** START Extracted information **
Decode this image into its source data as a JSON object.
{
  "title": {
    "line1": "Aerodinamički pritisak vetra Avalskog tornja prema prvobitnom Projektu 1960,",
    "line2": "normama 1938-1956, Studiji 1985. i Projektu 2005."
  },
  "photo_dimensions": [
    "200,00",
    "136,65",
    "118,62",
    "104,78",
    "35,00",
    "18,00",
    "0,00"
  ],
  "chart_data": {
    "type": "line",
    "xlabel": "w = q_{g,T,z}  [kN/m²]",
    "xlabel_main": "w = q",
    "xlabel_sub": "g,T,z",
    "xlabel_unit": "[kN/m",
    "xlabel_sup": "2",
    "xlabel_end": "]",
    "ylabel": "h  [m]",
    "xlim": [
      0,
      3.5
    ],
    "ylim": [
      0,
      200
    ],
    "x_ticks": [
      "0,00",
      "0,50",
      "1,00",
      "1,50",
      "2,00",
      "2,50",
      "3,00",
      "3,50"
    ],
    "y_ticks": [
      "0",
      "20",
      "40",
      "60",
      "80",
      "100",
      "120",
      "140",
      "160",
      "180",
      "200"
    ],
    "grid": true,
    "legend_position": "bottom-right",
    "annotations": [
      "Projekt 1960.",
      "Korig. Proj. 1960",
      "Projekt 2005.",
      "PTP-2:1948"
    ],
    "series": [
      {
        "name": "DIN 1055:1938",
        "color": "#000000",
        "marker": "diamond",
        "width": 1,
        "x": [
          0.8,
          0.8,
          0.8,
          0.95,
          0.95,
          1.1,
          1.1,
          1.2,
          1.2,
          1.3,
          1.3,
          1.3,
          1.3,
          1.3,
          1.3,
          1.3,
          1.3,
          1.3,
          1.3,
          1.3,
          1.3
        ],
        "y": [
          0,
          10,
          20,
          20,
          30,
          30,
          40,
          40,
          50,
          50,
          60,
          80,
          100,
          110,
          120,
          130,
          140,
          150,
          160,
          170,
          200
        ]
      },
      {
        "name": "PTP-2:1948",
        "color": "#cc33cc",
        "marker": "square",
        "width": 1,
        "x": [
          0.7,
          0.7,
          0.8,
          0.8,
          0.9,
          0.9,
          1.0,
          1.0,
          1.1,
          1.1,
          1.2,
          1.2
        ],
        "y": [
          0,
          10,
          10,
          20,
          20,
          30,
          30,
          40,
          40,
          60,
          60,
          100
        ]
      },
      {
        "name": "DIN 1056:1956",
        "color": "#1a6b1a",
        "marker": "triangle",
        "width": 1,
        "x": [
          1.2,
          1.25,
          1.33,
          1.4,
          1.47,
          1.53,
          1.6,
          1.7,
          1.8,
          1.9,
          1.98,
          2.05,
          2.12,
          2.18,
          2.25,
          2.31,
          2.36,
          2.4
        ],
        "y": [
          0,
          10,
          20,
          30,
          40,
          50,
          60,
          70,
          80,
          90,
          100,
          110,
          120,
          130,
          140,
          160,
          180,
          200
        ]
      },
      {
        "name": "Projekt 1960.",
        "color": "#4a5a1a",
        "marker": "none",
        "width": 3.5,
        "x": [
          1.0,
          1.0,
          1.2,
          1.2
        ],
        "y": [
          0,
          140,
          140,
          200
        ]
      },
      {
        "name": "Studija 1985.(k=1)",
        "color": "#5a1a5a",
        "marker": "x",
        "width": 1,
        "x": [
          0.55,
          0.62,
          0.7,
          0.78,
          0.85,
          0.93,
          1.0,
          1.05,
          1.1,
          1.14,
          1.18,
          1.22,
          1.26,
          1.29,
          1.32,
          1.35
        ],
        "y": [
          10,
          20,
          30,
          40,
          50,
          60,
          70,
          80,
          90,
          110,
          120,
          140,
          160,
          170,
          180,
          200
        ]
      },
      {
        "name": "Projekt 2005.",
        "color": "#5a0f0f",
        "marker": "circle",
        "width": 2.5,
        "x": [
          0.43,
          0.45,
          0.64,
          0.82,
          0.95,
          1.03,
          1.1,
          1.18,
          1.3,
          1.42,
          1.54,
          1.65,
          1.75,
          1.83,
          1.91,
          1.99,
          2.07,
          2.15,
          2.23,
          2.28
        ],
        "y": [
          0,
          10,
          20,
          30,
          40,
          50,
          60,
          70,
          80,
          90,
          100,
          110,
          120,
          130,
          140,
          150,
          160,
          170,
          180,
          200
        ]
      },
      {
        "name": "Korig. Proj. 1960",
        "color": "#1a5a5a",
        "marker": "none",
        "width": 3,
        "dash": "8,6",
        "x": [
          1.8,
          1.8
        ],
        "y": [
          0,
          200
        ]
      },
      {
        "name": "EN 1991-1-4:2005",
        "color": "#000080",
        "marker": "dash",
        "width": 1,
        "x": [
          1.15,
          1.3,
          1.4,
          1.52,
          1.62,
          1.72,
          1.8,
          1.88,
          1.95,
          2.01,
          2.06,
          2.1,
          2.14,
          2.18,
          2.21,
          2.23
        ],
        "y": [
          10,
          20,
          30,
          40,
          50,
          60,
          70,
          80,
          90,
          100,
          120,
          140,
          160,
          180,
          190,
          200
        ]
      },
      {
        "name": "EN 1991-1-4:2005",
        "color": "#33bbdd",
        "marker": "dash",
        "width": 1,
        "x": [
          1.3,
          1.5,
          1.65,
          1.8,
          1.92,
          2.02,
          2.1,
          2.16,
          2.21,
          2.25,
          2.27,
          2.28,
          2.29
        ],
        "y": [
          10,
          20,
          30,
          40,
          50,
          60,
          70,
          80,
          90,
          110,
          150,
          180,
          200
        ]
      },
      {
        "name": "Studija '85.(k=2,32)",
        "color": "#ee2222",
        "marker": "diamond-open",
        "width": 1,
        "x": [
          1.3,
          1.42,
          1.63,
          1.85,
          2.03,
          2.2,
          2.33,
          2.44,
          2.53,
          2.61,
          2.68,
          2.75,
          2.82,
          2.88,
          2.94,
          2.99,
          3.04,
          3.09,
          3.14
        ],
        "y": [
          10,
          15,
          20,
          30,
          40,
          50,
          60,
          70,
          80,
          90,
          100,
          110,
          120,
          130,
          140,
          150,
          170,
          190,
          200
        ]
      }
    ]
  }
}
** END Extracted information **
## [The task]
Please reproduce the entire listing, exactly as shown.

## [Full solution]
Decode this image into its source data as a JSON object.
{
  "title": {
    "line1": "Aerodinamički pritisak vetra Avalskog tornja prema prvobitnom Projektu 1960,",
    "line2": "normama 1938-1956, Studiji 1985. i Projektu 2005."
  },
  "photo_dimensions": [
    "200,00",
    "136,65",
    "118,62",
    "104,78",
    "35,00",
    "18,00",
    "0,00"
  ],
  "chart_data": {
    "type": "line",
    "xlabel": "w = q_{g,T,z}  [kN/m²]",
    "xlabel_main": "w = q",
    "xlabel_sub": "g,T,z",
    "xlabel_unit": "[kN/m",
    "xlabel_sup": "2",
    "xlabel_end": "]",
    "ylabel": "h  [m]",
    "xlim": [
      0,
      3.5
    ],
    "ylim": [
      0,
      200
    ],
    "x_ticks": [
      "0,00",
      "0,50",
      "1,00",
      "1,50",
      "2,00",
      "2,50",
      "3,00",
      "3,50"
    ],
    "y_ticks": [
      "0",
      "20",
      "40",
      "60",
      "80",
      "100",
      "120",
      "140",
      "160",
      "180",
      "200"
    ],
    "grid": true,
    "legend_position": "bottom-right",
    "annotations": [
      "Projekt 1960.",
      "Korig. Proj. 1960",
      "Projekt 2005.",
      "PTP-2:1948"
    ],
    "series": [
      {
        "name": "DIN 1055:1938",
        "color": "#000000",
        "marker": "diamond",
        "width": 1,
        "x": [
          0.8,
          0.8,
          0.8,
          0.95,
          0.95,
          1.1,
          1.1,
          1.2,
          1.2,
          1.3,
          1.3,
          1.3,
          1.3,
          1.3,
          1.3,
          1.3,
          1.3,
          1.3,
          1.3,
          1.3,
          1.3
        ],
        "y": [
          0,
          10,
          20,
          20,
          30,
          30,
          40,
          40,
          50,
          50,
          60,
          80,
          100,
          110,
          120,
          130,
          140,
          150,
          160,
          170,
          200
        ]
      },
      {
        "name": "PTP-2:1948",
        "color": "#cc33cc",
        "marker": "square",
        "width": 1,
        "x": [
          0.7,
          0.7,
          0.8,
          0.8,
          0.9,
          0.9,
          1.0,
          1.0,
          1.1,
          1.1,
          1.2,
          1.2
        ],
        "y": [
          0,
          10,
          10,
          20,
          20,
          30,
          30,
          40,
          40,
          60,
          60,
          100
        ]
      },
      {
        "name": "DIN 1056:1956",
        "color": "#1a6b1a",
        "marker": "triangle",
        "width": 1,
        "x": [
          1.2,
          1.25,
          1.33,
          1.4,
          1.47,
          1.53,
          1.6,
          1.7,
          1.8,
          1.9,
          1.98,
          2.05,
          2.12,
          2.18,
          2.25,
          2.31,
          2.36,
          2.4
        ],
        "y": [
          0,
          10,
          20,
          30,
          40,
          50,
          60,
          70,
          80,
          90,
          100,
          110,
          120,
          130,
          140,
          160,
          180,
          200
        ]
      },
      {
        "name": "Projekt 1960.",
        "color": "#4a5a1a",
        "marker": "none",
        "width": 3.5,
        "x": [
          1.0,
          1.0,
          1.2,
          1.2
        ],
        "y": [
          0,
          140,
          140,
          200
        ]
      },
      {
        "name": "Studija 1985.(k=1)",
        "color": "#5a1a5a",
        "marker": "x",
        "width": 1,
        "x": [
          0.55,
          0.62,
          0.7,
          0.78,
          0.85,
          0.93,
          1.0,
          1.05,
          1.1,
          1.14,
          1.18,
          1.22,
          1.26,
          1.29,
          1.32,
          1.35
        ],
        "y": [
          10,
          20,
          30,
          40,
          50,
          60,
          70,
          80,
          90,
          110,
          120,
          140,
          160,
          170,
          180,
          200
        ]
      },
      {
        "name": "Projekt 2005.",
        "color": "#5a0f0f",
        "marker": "circle",
        "width": 2.5,
        "x": [
          0.43,
          0.45,
          0.64,
          0.82,
          0.95,
          1.03,
          1.1,
          1.18,
          1.3,
          1.42,
          1.54,
          1.65,
          1.75,
          1.83,
          1.91,
          1.99,
          2.07,
          2.15,
          2.23,
          2.28
        ],
        "y": [
          0,
          10,
          20,
          30,
          40,
          50,
          60,
          70,
          80,
          90,
          100,
          110,
          120,
          130,
          140,
          150,
          160,
          170,
          180,
          200
        ]
      },
      {
        "name": "Korig. Proj. 1960",
        "color": "#1a5a5a",
        "marker": "none",
        "width": 3,
        "dash": "8,6",
        "x": [
          1.8,
          1.8
        ],
        "y": [
          0,
          200
        ]
      },
      {
        "name": "EN 1991-1-4:2005",
        "color": "#000080",
        "marker": "dash",
        "width": 1,
        "x": [
          1.15,
          1.3,
          1.4,
          1.52,
          1.62,
          1.72,
          1.8,
          1.88,
          1.95,
          2.01,
          2.06,
          2.1,
          2.14,
          2.18,
          2.21,
          2.23
        ],
        "y": [
          10,
          20,
          30,
          40,
          50,
          60,
          70,
          80,
          90,
          100,
          120,
          140,
          160,
          180,
          190,
          200
        ]
      },
      {
        "name": "EN 1991-1-4:2005",
        "color": "#33bbdd",
        "marker": "dash",
        "width": 1,
        "x": [
          1.3,
          1.5,
          1.65,
          1.8,
          1.92,
          2.02,
          2.1,
          2.16,
          2.21,
          2.25,
          2.27,
          2.28,
          2.29
        ],
        "y": [
          10,
          20,
          30,
          40,
          50,
          60,
          70,
          80,
          90,
          110,
          150,
          180,
          200
        ]
      },
      {
        "name": "Studija '85.(k=2,32)",
        "color": "#ee2222",
        "marker": "diamond-open",
        "width": 1,
        "x": [
          1.3,
          1.42,
          1.63,
          1.85,
          2.03,
          2.2,
          2.33,
          2.44,
          2.53,
          2.61,
          2.68,
          2.75,
          2.82,
          2.88,
          2.94,
          2.99,
          3.04,
          3.09,
          3.14
        ],
        "y": [
          10,
          15,
          20,
          30,
          40,
          50,
          60,
          70,
          80,
          90,
          100,
          110,
          120,
          130,
          140,
          150,
          170,
          190,
          200
        ]
      }
    ]
  }
}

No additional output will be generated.